◆ **Written tasks**
(A) In the Venus programming language text, which language will Venus be implemented in?
(B) Pick up the Venus programming language text from the point where it stops and keep going.

>> Start Text block

The Venus Programming Language

import std.io

main {
  println("Hello Venus!")
}

The Venus Programming Language is a C family language that aims to be:

  • Easy. It should be easy to learn, use and maintain: Should be as easy as Python, should be a good candidate as first language.
  • Static. The language is static typed
  • Dynamic. With script blocks, end users can view the language as a dynamic typed language.
  • Fast. Idiomatic code should run as fast as C/C++/D.
  • Quick. With incremental compiling and a persistent compiler storage, code blocks that didn't change never need to recompile.
  • Meta: Templates, static blocks, CTFE, AST Macros and other cool compile time structures.
  • Safe: Memory safe, RAII and RefCount by default, with occasional thread local GC if you want. Null pointers are also dealt with in the language and you might never see an NPE again.
  • Concurrent: Fiber, channel, coroutines. Even the language itself will be concurrent.
  • Extensible: With macros, you can define your own syntax. We'll provide a mechanism to promote popular personal defined syntax into the language. The same machanism will also help extend the std library.
  • Interoperable: need to be able to talk with C and Javascript. C++/D support are also in consideration.
  • Portable: Linux, MacOS, Windows. Major target is Ubuntu.
  • Fullstack: Backend (server), Frontend (dom or even css manipulation), MiddleWare, Shell, and Mobile. All enabled.
  • Bare-metal: able to run on an Arduino board or Raspberry Pie. Android & iOS support are welcome.

Venus is influenced by many languages:

  • D - Venus is actually a 'fork' of D (originally named Mars language), so many of the features comes from D. The language will be implemented in D.
  • Python - My main goal for Venus was to design a static and native version of Python. I learned many things from Python's library API, docs and ipython repl.
  • Kotlin - I borrowed many syntax from kotlin. I was a fan of kotlin but not such fan of JVM, I hope kotlin would come native too. The first draft of the reference docs is based on kotlin's docs because I once translated them to Chinese and was very familiar with it.
  • Other languages including C/C++, Go, Clojure, Scala, Rust and Javascript. See the design section in the reference

Why a new language?

>> End Text block
>> Start Data shown

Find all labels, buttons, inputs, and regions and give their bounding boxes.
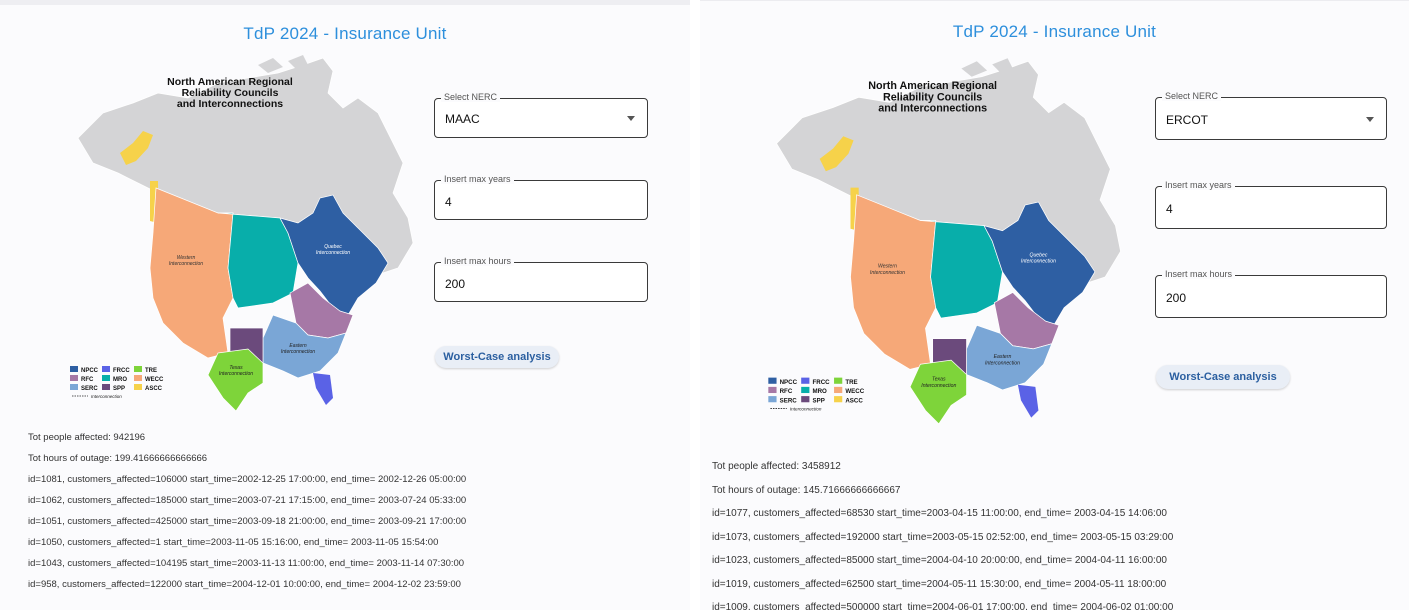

>> End Data shown

◆ **Answers by task**
(A) D.

(B)
My major purpose is to learn how to write a language. I'm gonna write down my learning process as a book, as shown below.

And hopefully when I finish the learning, I could come up with a prototype language that is as easy to use as Python, yet as efficient as C.

The Book

Chapter 1: Tutorial

Chapter 2: First Step

Reference

Language design

Basic syntax walkthrough

Basic types

Objects

Control flow

Functions

Modules

Types

Ecosystem

My goals for the language ecosystem include:

  • REPL: ipython like repl
  • Shell: Integrated shell in the repl. Should be able to completely replace bash/zsh
  • Builder: Gradle like builder/package manager
  • Editor: vim based commandline ide.
  • GUI: a native GUI framework based on OpenGL/SDL
  • IDE

TODO list

Before version 1.0, the project is split into many iterations (0.x dot versions) and TODO task goals are set for each iteration. I'm trying to make each task as clear and practiciable as possible so that with each step finished we get a visible improvement.

0.0 - Preparation

  • Basic Design
  • [x] Read kotlin docs.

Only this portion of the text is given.